━━━ TASK DATA ━━━
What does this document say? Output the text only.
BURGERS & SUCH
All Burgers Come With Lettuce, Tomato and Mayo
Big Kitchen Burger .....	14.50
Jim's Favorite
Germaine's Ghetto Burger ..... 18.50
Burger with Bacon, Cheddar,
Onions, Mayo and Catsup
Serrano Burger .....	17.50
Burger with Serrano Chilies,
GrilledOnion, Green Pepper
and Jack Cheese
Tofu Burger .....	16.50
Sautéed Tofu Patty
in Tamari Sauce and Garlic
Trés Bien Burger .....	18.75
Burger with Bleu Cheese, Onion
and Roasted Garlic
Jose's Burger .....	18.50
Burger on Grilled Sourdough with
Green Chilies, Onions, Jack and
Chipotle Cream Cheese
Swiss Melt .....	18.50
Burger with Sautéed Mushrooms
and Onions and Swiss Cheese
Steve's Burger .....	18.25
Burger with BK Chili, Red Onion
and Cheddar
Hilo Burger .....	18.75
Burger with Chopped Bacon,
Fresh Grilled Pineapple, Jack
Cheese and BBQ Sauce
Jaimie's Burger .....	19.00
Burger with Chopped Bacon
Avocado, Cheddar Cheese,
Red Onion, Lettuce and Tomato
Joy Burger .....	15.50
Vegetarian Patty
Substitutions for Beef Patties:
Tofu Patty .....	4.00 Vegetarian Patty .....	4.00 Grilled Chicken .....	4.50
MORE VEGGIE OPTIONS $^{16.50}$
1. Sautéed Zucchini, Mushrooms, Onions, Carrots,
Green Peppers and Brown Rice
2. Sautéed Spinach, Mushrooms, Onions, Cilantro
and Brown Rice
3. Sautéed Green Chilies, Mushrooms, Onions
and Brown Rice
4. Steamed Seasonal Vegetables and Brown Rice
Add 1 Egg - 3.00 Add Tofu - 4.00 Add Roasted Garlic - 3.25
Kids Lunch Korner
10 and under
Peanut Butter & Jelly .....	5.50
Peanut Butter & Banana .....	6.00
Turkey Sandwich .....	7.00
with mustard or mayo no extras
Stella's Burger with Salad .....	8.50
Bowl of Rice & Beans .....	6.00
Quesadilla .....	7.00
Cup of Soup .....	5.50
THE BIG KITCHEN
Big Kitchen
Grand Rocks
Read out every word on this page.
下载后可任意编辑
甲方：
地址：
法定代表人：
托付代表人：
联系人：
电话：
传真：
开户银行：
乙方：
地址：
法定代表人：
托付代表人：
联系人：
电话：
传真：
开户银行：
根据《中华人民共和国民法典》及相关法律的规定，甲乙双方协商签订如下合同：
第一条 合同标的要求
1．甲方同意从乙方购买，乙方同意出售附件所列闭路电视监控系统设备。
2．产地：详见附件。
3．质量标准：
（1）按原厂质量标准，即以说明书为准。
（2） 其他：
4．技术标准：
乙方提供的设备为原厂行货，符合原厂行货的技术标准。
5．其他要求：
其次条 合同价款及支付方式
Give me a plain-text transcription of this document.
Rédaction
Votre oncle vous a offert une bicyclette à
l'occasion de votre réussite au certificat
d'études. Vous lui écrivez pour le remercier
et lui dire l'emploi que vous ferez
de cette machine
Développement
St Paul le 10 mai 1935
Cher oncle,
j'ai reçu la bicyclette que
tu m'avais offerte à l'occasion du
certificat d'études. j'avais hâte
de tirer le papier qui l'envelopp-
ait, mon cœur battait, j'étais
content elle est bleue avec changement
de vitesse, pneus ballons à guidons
━━━
**TASK GOAL:**
Retype the whole listing above exactly.

**TASK ANSWER:**
What does this document say? Output the text only.
BURGERS & SUCH
All Burgers Come With Lettuce, Tomato and Mayo
Big Kitchen Burger .....	14.50
Jim's Favorite
Germaine's Ghetto Burger ..... 18.50
Burger with Bacon, Cheddar,
Onions, Mayo and Catsup
Serrano Burger .....	17.50
Burger with Serrano Chilies,
GrilledOnion, Green Pepper
and Jack Cheese
Tofu Burger .....	16.50
Sautéed Tofu Patty
in Tamari Sauce and Garlic
Trés Bien Burger .....	18.75
Burger with Bleu Cheese, Onion
and Roasted Garlic
Jose's Burger .....	18.50
Burger on Grilled Sourdough with
Green Chilies, Onions, Jack and
Chipotle Cream Cheese
Swiss Melt .....	18.50
Burger with Sautéed Mushrooms
and Onions and Swiss Cheese
Steve's Burger .....	18.25
Burger with BK Chili, Red Onion
and Cheddar
Hilo Burger .....	18.75
Burger with Chopped Bacon,
Fresh Grilled Pineapple, Jack
Cheese and BBQ Sauce
Jaimie's Burger .....	19.00
Burger with Chopped Bacon
Avocado, Cheddar Cheese,
Red Onion, Lettuce and Tomato
Joy Burger .....	15.50
Vegetarian Patty
Substitutions for Beef Patties:
Tofu Patty .....	4.00 Vegetarian Patty .....	4.00 Grilled Chicken .....	4.50
MORE VEGGIE OPTIONS $^{16.50}$
1. Sautéed Zucchini, Mushrooms, Onions, Carrots,
Green Peppers and Brown Rice
2. Sautéed Spinach, Mushrooms, Onions, Cilantro
and Brown Rice
3. Sautéed Green Chilies, Mushrooms, Onions
and Brown Rice
4. Steamed Seasonal Vegetables and Brown Rice
Add 1 Egg - 3.00 Add Tofu - 4.00 Add Roasted Garlic - 3.25
Kids Lunch Korner
10 and under
Peanut Butter & Jelly .....	5.50
Peanut Butter & Banana .....	6.00
Turkey Sandwich .....	7.00
with mustard or mayo no extras
Stella's Burger with Salad .....	8.50
Bowl of Rice & Beans .....	6.00
Quesadilla .....	7.00
Cup of Soup .....	5.50
THE BIG KITCHEN
Big Kitchen
Grand Rocks
Read out every word on this page.
下载后可任意编辑
甲方：
地址：
法定代表人：
托付代表人：
联系人：
电话：
传真：
开户银行：
乙方：
地址：
法定代表人：
托付代表人：
联系人：
电话：
传真：
开户银行：
根据《中华人民共和国民法典》及相关法律的规定，甲乙双方协商签订如下合同：
第一条 合同标的要求
1．甲方同意从乙方购买，乙方同意出售附件所列闭路电视监控系统设备。
2．产地：详见附件。
3．质量标准：
（1）按原厂质量标准，即以说明书为准。
（2） 其他：
4．技术标准：
乙方提供的设备为原厂行货，符合原厂行货的技术标准。
5．其他要求：
其次条 合同价款及支付方式
Give me a plain-text transcription of this document.
Rédaction
Votre oncle vous a offert une bicyclette à
l'occasion de votre réussite au certificat
d'études. Vous lui écrivez pour le remercier
et lui dire l'emploi que vous ferez
de cette machine
Développement
St Paul le 10 mai 1935
Cher oncle,
j'ai reçu la bicyclette que
tu m'avais offerte à l'occasion du
certificat d'études. j'avais hâte
de tirer le papier qui l'envelopp-
ait, mon cœur battait, j'étais
content elle est bleue avec changement
de vitesse, pneus ballons à guidons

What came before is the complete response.